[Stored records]
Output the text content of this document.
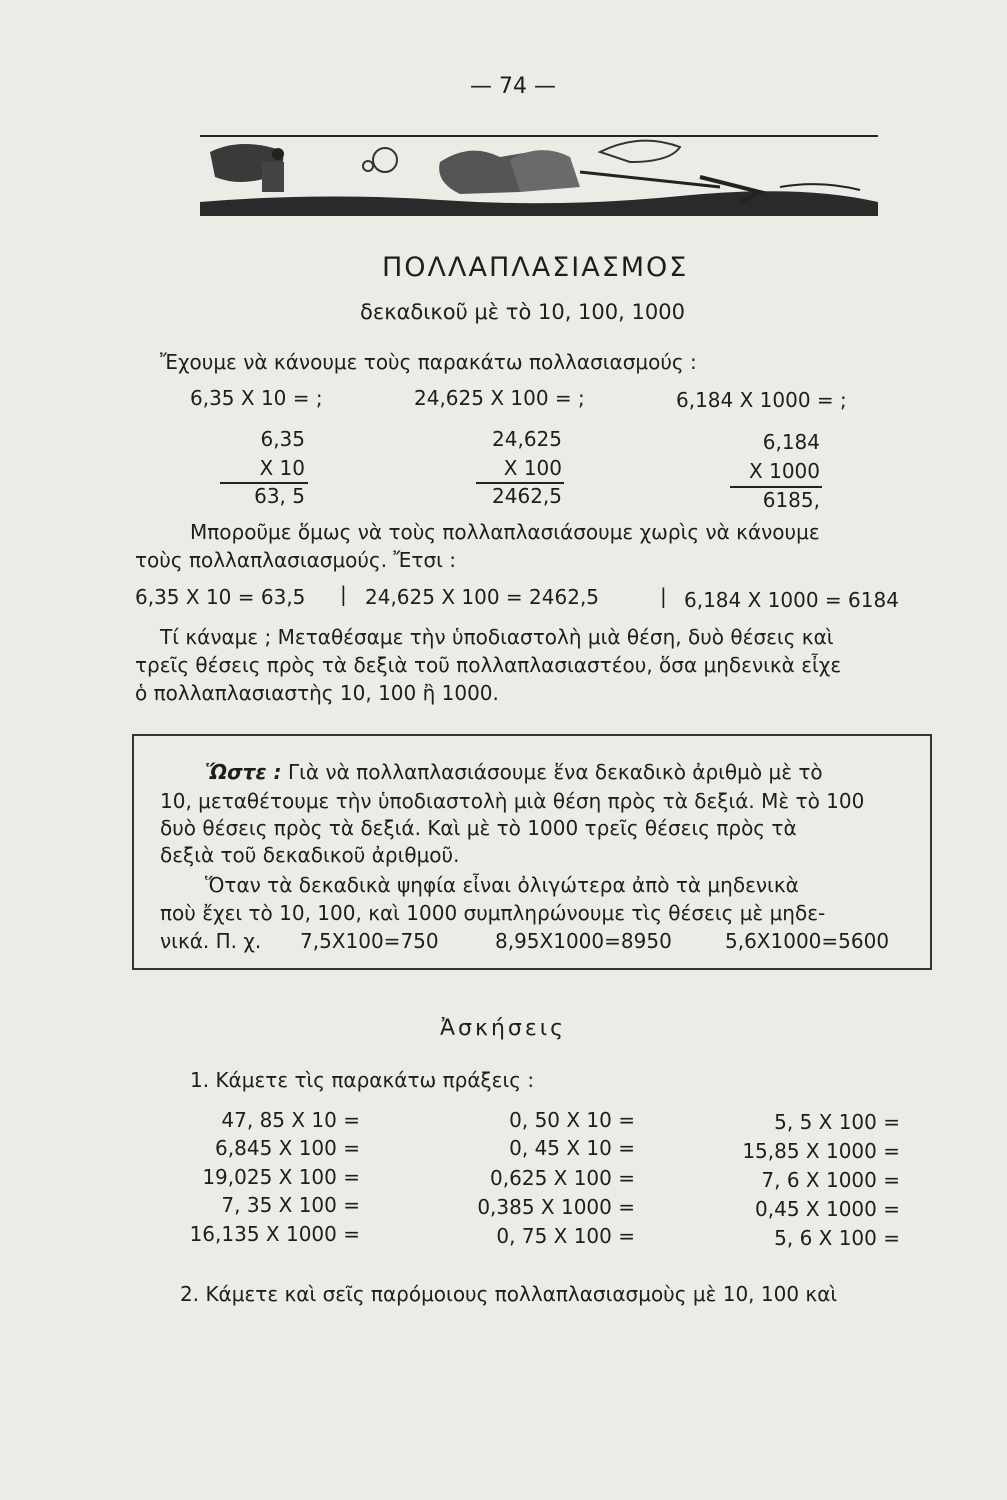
— 74 —
ΠΟΛΛΑΠΛΑΣΙΑΣΜΟΣ
δεκαδικοῦ μὲ τὸ 10, 100, 1000
Ἔχουμε νὰ κάνουμε τοὺς παρακάτω πολλασιασμούς :
6,35 X 10 = ;	24,625 X 100 = ;	6,184 X 1000 = ;
6,35
X 10
63, 5
24,625
X 100
2462,5
6,184
X 1000
6185,
Μποροῦμε ὅμως νὰ τοὺς πολλαπλασιάσουμε χωρὶς νὰ κάνουμε
τοὺς πολλαπλασιασμούς. Ἔτσι :
6,35 X 10 = 63,5 | 24,625 X 100 = 2462,5	| 6,184 X 1000 = 6184
Τί κάναμε ; Μεταθέσαμε τὴν ὑποδιαστολὴ μιὰ θέση, δυὸ θέσεις καὶ
τρεῖς θέσεις πρὸς τὰ δεξιὰ τοῦ πολλαπλασιαστέου, ὅσα μηδενικὰ εἶχε
ὁ πολλαπλασιαστὴς 10, 100 ἢ 1000.
Ὥστε : Γιὰ νὰ πολλαπλασιάσουμε ἕνα δεκαδικὸ ἀριθμὸ μὲ τὸ
10, μεταθέτουμε τὴν ὑποδιαστολὴ μιὰ θέση πρὸς τὰ δεξιά. Μὲ τὸ 100
δυὸ θέσεις πρὸς τὰ δεξιά. Καὶ μὲ τὸ 1000 τρεῖς θέσεις πρὸς τὰ
δεξιὰ τοῦ δεκαδικοῦ ἀριθμοῦ.
Ὅταν τὰ δεκαδικὰ ψηφία εἶναι ὀλιγώτερα ἀπὸ τὰ μηδενικὰ
ποὺ ἔχει τὸ 10, 100, καὶ 1000 συμπληρώνουμε τὶς θέσεις μὲ μηδε-
νικά. Π. χ. 7,5X100=750	8,95X1000=8950	5,6X1000=5600
Ἀσκήσεις
1. Κάμετε τὶς παρακάτω πράξεις :
47, 85 X 10 =	0, 50 X 10 =	5, 5 X 100 =
6,845 X 100 =	0, 45 X 10 =	15,85 X 1000 =
19,025 X 100 =	0,625 X 100 =	7, 6 X 1000 =
7, 35 X 100 =	0,385 X 1000 =	0,45 X 1000 =
16,135 X 1000 =	0, 75 X 100 =	5, 6 X 100 =
2. Κάμετε καὶ σεῖς παρόμοιους πολλαπλασιασμοὺς μὲ 10, 100 καὶ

* Goal:
Return all lines containing "παρακάτω".

* Exercise output:
Ἔχουμε νὰ κάνουμε τοὺς παρακάτω πολλασιασμούς :
1. Κάμετε τὶς παρακάτω πράξεις :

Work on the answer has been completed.